#### [Short task]
Your task is to copy every record exactly.
"""
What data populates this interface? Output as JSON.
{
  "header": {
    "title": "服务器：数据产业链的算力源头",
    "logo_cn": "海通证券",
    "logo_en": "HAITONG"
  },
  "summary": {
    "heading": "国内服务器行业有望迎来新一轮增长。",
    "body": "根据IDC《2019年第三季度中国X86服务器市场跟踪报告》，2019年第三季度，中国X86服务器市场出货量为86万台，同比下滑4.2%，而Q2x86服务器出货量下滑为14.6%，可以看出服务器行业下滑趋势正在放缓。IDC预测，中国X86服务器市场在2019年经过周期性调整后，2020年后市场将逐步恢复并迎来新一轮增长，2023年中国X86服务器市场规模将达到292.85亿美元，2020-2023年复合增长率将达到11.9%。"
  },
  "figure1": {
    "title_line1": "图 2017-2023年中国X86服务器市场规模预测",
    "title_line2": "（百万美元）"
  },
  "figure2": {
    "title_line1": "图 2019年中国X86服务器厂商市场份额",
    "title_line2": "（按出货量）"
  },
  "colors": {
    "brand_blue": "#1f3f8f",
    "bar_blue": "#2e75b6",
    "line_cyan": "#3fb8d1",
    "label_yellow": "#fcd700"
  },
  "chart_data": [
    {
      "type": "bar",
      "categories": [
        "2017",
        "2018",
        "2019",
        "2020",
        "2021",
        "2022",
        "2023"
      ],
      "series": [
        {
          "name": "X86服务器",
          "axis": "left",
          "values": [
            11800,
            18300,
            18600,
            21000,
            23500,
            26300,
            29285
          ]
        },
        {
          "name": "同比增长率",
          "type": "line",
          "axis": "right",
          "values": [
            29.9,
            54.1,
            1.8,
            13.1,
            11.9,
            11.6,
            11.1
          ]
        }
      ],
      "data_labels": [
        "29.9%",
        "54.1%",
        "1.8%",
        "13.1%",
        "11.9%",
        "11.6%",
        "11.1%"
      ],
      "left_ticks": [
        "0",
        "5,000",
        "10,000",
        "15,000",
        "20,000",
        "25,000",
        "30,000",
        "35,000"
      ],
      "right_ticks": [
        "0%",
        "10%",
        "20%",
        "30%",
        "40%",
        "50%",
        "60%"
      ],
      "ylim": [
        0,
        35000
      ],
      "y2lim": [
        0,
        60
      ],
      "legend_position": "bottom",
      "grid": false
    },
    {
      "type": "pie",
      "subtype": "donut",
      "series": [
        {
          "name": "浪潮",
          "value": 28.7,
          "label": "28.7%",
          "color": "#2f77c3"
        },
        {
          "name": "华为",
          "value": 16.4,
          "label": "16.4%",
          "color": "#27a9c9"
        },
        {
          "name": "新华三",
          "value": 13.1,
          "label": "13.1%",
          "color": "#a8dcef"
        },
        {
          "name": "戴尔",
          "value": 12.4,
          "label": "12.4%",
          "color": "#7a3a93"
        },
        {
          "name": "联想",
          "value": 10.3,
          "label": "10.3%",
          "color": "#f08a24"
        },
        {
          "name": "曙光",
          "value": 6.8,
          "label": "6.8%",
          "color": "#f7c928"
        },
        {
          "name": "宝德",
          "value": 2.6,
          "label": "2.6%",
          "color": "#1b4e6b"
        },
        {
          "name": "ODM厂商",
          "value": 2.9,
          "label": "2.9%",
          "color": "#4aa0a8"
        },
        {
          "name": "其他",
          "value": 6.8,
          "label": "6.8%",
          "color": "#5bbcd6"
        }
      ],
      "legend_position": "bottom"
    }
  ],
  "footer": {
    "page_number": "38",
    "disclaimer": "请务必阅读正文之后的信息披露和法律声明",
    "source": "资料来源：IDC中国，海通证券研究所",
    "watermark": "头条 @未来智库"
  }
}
"""
#### [Answer for this exercise]
What data populates this interface? Output as JSON.
{
  "header": {
    "title": "服务器：数据产业链的算力源头",
    "logo_cn": "海通证券",
    "logo_en": "HAITONG"
  },
  "summary": {
    "heading": "国内服务器行业有望迎来新一轮增长。",
    "body": "根据IDC《2019年第三季度中国X86服务器市场跟踪报告》，2019年第三季度，中国X86服务器市场出货量为86万台，同比下滑4.2%，而Q2x86服务器出货量下滑为14.6%，可以看出服务器行业下滑趋势正在放缓。IDC预测，中国X86服务器市场在2019年经过周期性调整后，2020年后市场将逐步恢复并迎来新一轮增长，2023年中国X86服务器市场规模将达到292.85亿美元，2020-2023年复合增长率将达到11.9%。"
  },
  "figure1": {
    "title_line1": "图 2017-2023年中国X86服务器市场规模预测",
    "title_line2": "（百万美元）"
  },
  "figure2": {
    "title_line1": "图 2019年中国X86服务器厂商市场份额",
    "title_line2": "（按出货量）"
  },
  "colors": {
    "brand_blue": "#1f3f8f",
    "bar_blue": "#2e75b6",
    "line_cyan": "#3fb8d1",
    "label_yellow": "#fcd700"
  },
  "chart_data": [
    {
      "type": "bar",
      "categories": [
        "2017",
        "2018",
        "2019",
        "2020",
        "2021",
        "2022",
        "2023"
      ],
      "series": [
        {
          "name": "X86服务器",
          "axis": "left",
          "values": [
            11800,
            18300,
            18600,
            21000,
            23500,
            26300,
            29285
          ]
        },
        {
          "name": "同比增长率",
          "type": "line",
          "axis": "right",
          "values": [
            29.9,
            54.1,
            1.8,
            13.1,
            11.9,
            11.6,
            11.1
          ]
        }
      ],
      "data_labels": [
        "29.9%",
        "54.1%",
        "1.8%",
        "13.1%",
        "11.9%",
        "11.6%",
        "11.1%"
      ],
      "left_ticks": [
        "0",
        "5,000",
        "10,000",
        "15,000",
        "20,000",
        "25,000",
        "30,000",
        "35,000"
      ],
      "right_ticks": [
        "0%",
        "10%",
        "20%",
        "30%",
        "40%",
        "50%",
        "60%"
      ],
      "ylim": [
        0,
        35000
      ],
      "y2lim": [
        0,
        60
      ],
      "legend_position": "bottom",
      "grid": false
    },
    {
      "type": "pie",
      "subtype": "donut",
      "series": [
        {
          "name": "浪潮",
          "value": 28.7,
          "label": "28.7%",
          "color": "#2f77c3"
        },
        {
          "name": "华为",
          "value": 16.4,
          "label": "16.4%",
          "color": "#27a9c9"
        },
        {
          "name": "新华三",
          "value": 13.1,
          "label": "13.1%",
          "color": "#a8dcef"
        },
        {
          "name": "戴尔",
          "value": 12.4,
          "label": "12.4%",
          "color": "#7a3a93"
        },
        {
          "name": "联想",
          "value": 10.3,
          "label": "10.3%",
          "color": "#f08a24"
        },
        {
          "name": "曙光",
          "value": 6.8,
          "label": "6.8%",
          "color": "#f7c928"
        },
        {
          "name": "宝德",
          "value": 2.6,
          "label": "2.6%",
          "color": "#1b4e6b"
        },
        {
          "name": "ODM厂商",
          "value": 2.9,
          "label": "2.9%",
          "color": "#4aa0a8"
        },
        {
          "name": "其他",
          "value": 6.8,
          "label": "6.8%",
          "color": "#5bbcd6"
        }
      ],
      "legend_position": "bottom"
    }
  ],
  "footer": {
    "page_number": "38",
    "disclaimer": "请务必阅读正文之后的信息披露和法律声明",
    "source": "资料来源：IDC中国，海通证券研究所",
    "watermark": "头条 @未来智库"
  }
}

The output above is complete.